» Requirements
Return each line that holds the word "dependencia".

» Exercise input
__________________________________________________

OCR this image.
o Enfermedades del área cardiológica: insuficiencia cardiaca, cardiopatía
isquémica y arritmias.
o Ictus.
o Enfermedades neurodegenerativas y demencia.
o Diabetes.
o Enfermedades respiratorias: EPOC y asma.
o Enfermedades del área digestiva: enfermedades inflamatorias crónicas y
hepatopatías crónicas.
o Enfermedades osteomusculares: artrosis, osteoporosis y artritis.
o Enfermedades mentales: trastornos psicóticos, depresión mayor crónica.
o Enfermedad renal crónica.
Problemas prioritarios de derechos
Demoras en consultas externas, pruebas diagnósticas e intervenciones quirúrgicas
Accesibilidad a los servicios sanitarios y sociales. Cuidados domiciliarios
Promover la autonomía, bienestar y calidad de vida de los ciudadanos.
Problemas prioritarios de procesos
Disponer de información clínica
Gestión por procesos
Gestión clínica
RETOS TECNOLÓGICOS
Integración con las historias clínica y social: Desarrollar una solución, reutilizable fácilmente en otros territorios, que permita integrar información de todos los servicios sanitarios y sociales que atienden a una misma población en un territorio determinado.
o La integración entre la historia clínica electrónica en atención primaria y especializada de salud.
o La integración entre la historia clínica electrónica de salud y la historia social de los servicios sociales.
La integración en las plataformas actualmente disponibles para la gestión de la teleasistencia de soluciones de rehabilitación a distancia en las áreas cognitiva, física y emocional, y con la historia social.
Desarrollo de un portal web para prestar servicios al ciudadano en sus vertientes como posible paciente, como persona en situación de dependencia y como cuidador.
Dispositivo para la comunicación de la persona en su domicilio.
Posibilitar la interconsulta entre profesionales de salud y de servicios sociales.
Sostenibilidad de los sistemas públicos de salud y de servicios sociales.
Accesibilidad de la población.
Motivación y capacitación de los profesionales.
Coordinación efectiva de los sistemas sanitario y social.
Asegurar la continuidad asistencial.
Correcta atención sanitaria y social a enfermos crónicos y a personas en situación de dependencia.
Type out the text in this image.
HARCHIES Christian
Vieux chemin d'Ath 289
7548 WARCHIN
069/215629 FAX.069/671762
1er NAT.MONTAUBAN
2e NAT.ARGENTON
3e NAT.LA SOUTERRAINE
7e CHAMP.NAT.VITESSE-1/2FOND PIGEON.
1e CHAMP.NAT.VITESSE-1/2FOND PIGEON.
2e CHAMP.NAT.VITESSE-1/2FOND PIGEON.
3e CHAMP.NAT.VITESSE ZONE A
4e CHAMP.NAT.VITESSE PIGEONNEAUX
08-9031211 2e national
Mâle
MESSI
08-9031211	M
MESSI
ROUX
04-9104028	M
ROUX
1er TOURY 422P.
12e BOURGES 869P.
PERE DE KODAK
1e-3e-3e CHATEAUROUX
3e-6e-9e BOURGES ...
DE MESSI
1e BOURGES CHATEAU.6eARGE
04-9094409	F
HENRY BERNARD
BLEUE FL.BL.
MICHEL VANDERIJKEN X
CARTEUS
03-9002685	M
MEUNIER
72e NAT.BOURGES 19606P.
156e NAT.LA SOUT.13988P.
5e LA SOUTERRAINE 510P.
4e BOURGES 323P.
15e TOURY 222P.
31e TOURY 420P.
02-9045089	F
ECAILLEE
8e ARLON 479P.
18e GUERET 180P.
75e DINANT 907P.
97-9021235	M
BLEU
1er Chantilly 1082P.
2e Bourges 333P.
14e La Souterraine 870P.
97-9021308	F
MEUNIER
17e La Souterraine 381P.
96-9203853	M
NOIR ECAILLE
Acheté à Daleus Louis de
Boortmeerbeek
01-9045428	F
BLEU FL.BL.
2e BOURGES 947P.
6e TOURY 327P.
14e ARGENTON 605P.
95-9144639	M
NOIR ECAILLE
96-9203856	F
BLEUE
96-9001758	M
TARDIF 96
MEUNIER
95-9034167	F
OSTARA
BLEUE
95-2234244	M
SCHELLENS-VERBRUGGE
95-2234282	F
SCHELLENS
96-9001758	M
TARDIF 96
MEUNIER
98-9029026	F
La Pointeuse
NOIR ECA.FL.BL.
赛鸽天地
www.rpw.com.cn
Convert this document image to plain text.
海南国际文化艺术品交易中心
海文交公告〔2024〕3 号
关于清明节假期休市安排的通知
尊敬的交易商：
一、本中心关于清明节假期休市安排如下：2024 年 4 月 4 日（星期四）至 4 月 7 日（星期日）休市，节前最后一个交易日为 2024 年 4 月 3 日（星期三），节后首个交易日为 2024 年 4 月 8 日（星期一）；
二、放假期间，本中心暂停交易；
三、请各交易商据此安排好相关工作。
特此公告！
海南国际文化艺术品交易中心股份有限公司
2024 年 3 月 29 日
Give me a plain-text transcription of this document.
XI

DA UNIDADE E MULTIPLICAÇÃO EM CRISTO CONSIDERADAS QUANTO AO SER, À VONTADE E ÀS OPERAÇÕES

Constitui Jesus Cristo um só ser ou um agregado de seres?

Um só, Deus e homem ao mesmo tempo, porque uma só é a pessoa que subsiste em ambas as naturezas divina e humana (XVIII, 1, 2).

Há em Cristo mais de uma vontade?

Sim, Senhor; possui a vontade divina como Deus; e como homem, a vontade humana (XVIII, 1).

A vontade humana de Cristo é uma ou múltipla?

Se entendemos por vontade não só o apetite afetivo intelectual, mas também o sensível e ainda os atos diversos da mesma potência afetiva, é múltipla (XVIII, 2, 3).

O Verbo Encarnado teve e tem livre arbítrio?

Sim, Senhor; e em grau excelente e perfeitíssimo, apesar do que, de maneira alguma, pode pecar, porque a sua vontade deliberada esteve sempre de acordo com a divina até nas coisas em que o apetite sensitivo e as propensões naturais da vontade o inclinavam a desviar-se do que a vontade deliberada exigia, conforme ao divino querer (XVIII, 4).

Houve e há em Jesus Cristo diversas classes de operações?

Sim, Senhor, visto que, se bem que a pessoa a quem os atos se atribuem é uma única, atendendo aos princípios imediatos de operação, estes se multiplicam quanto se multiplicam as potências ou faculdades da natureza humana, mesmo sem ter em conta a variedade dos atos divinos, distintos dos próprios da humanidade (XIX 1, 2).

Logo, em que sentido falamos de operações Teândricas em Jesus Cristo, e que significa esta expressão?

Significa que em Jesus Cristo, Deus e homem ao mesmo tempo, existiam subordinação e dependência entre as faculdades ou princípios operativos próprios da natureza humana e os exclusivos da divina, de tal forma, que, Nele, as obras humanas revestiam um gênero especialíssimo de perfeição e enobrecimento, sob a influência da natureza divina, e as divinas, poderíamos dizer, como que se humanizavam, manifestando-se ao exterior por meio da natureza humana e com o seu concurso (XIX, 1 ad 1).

__________________________________________________

» Expected answer
Desarrollo de un portal web para prestar servicios al ciudadano en sus vertientes como posible paciente, como persona en situación de dependencia y como cuidador.
Correcta atención sanitaria y social a enfermos crónicos y a personas en situación de dependencia.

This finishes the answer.